--- Instruction ---
Look for the word "Android" in the entries below, then copy every line that has it.

--- Recorded information ---
## BEGIN

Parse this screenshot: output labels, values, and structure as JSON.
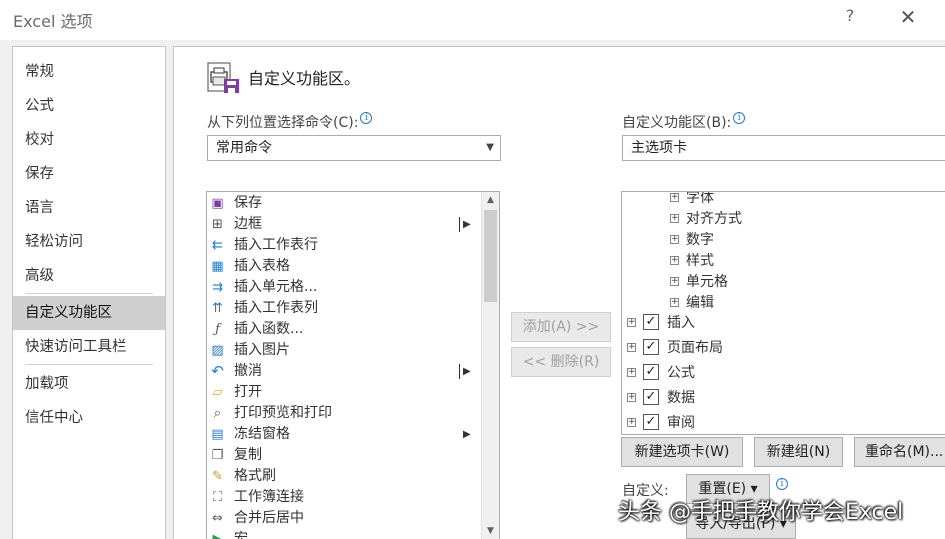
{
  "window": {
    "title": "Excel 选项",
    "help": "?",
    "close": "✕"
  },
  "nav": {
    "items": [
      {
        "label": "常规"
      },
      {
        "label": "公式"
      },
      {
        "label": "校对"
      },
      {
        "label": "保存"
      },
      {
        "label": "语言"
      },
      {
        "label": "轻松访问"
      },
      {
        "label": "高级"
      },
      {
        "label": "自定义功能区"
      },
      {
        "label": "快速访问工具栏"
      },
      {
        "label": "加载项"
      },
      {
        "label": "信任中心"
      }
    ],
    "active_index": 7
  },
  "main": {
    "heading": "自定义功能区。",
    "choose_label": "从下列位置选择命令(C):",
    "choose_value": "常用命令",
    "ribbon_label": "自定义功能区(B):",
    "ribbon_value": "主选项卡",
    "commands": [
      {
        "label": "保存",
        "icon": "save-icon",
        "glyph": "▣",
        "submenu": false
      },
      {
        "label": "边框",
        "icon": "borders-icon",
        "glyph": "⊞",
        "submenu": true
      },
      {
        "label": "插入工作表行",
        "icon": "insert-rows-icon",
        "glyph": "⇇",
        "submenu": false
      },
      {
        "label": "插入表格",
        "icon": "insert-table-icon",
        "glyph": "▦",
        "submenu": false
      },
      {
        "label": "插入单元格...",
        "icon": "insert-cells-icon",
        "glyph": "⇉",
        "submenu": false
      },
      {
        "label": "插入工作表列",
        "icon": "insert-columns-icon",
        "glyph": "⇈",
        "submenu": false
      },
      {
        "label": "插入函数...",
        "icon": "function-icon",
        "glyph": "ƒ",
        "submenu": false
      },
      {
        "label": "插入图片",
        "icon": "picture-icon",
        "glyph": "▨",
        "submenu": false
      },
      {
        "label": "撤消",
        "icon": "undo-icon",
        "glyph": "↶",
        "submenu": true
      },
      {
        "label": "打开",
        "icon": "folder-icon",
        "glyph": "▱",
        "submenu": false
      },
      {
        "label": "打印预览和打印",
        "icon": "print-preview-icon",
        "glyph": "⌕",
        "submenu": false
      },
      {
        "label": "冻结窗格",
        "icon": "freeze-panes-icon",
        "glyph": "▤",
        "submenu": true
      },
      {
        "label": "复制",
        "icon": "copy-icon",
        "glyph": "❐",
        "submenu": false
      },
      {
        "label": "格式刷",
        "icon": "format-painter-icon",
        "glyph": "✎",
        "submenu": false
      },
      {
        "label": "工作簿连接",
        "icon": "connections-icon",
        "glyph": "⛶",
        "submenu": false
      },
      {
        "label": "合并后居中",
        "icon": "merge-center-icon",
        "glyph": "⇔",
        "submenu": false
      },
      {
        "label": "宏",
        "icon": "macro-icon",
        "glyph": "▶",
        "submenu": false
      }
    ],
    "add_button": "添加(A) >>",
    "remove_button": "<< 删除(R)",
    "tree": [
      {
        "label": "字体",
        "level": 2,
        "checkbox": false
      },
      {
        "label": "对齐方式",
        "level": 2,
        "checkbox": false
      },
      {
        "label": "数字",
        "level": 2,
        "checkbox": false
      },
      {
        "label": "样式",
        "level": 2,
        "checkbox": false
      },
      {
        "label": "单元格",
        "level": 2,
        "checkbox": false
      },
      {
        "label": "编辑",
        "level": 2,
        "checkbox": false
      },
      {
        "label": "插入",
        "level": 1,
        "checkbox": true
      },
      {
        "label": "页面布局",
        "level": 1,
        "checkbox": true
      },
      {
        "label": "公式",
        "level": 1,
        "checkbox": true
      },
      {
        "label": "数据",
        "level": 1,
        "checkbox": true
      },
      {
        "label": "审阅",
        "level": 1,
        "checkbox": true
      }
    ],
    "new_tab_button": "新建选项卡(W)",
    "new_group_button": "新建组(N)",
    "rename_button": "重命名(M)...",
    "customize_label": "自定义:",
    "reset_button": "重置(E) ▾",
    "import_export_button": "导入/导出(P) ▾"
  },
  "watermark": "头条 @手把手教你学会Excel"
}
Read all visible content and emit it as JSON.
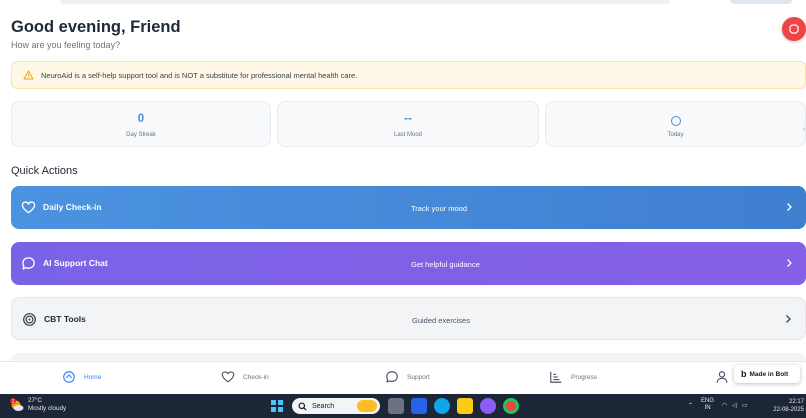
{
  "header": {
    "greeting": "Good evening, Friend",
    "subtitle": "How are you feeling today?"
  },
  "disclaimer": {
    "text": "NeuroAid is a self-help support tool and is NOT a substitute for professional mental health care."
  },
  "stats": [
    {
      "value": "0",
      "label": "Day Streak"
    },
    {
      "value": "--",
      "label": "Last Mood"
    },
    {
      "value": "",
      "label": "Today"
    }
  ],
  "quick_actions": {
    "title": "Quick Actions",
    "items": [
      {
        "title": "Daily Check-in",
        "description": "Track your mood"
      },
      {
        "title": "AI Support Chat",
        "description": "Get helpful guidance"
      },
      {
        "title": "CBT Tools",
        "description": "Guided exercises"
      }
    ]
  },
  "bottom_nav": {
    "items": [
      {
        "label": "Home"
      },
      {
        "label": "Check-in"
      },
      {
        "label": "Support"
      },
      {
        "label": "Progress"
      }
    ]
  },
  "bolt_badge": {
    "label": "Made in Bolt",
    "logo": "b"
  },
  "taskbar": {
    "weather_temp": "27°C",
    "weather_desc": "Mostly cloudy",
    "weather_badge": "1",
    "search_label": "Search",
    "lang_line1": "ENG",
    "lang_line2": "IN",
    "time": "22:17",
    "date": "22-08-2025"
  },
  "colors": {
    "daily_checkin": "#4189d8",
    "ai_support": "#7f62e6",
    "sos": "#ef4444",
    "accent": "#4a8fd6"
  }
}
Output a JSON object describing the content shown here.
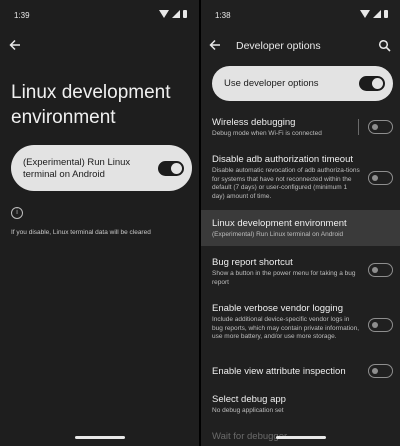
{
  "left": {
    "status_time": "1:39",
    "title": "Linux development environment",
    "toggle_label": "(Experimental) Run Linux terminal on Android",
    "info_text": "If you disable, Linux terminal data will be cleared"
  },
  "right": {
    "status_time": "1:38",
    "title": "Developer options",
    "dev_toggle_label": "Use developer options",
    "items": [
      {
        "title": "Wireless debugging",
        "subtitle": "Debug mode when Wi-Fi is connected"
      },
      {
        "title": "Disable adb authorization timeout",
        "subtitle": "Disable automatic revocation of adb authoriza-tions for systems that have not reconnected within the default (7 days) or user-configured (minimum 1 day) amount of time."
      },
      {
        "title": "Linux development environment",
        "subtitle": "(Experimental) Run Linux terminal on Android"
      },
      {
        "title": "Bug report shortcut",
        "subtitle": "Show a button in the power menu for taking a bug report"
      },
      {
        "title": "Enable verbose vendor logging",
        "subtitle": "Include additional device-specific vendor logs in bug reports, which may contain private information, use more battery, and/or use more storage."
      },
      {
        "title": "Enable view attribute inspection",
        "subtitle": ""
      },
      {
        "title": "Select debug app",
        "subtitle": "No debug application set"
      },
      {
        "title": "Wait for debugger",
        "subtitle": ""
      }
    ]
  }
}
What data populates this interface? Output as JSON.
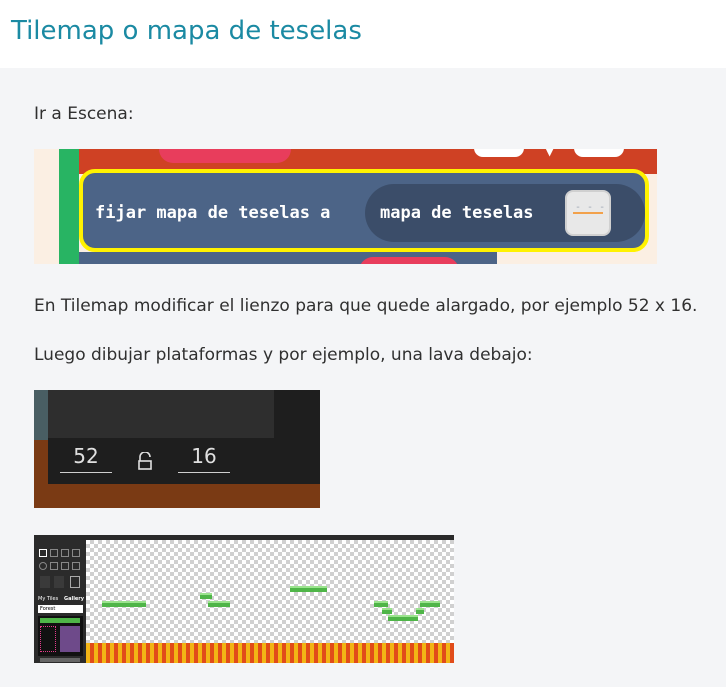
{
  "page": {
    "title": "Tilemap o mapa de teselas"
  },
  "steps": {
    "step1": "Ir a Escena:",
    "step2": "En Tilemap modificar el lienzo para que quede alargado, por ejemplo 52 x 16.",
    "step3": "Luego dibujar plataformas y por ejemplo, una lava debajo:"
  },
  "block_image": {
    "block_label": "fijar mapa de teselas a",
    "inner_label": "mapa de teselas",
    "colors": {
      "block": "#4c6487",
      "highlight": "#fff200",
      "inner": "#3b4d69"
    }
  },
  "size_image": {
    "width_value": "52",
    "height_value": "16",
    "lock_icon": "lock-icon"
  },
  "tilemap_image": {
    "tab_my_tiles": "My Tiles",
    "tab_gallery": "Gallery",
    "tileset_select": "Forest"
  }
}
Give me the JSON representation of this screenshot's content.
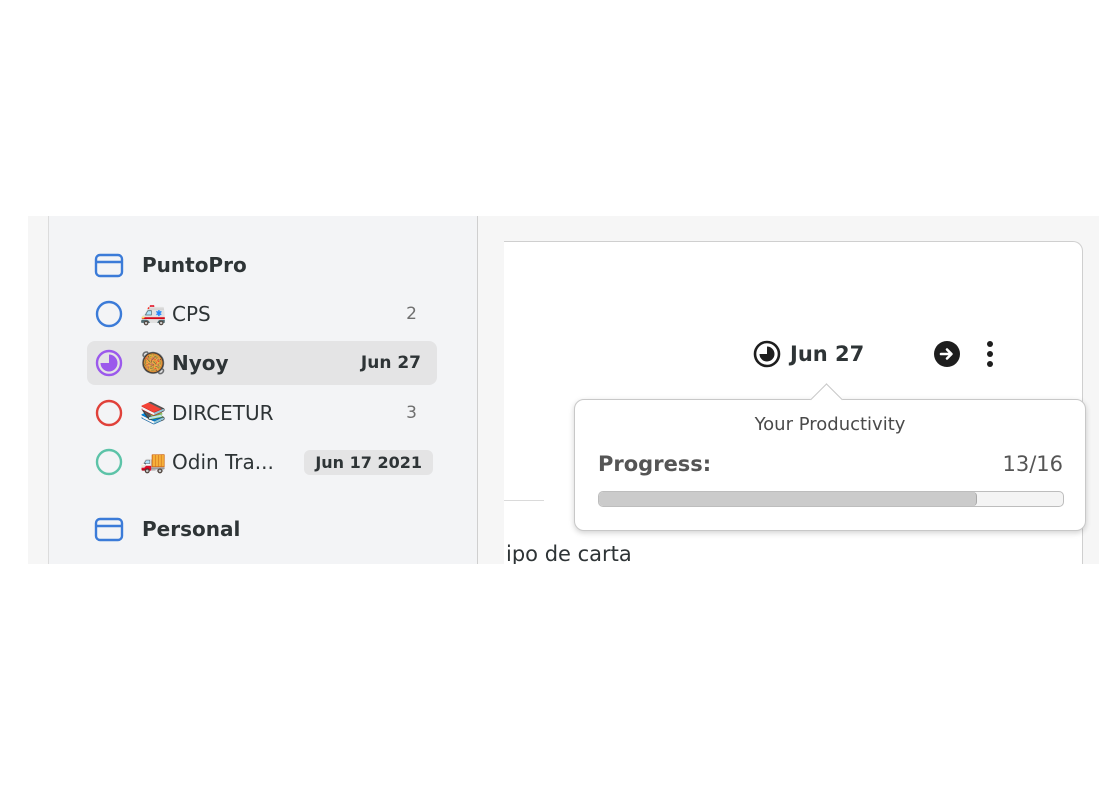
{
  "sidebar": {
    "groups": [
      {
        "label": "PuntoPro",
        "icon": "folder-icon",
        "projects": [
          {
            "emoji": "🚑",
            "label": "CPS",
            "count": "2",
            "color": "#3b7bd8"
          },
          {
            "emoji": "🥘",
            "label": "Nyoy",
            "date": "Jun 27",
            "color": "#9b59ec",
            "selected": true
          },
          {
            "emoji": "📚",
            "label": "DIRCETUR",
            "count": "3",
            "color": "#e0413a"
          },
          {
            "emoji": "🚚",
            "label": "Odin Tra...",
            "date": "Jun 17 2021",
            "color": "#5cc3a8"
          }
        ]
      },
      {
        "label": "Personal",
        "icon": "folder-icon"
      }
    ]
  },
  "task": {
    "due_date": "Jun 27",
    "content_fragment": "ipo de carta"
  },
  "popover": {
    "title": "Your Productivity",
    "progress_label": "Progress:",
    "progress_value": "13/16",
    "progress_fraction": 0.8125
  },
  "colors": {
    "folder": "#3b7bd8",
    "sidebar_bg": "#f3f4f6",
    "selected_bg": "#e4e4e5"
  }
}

## END

--- Result of this task ---
    "toggle_label": "(Experimental) Run Linux terminal on Android",
        "subtitle": "(Experimental) Run Linux terminal on Android"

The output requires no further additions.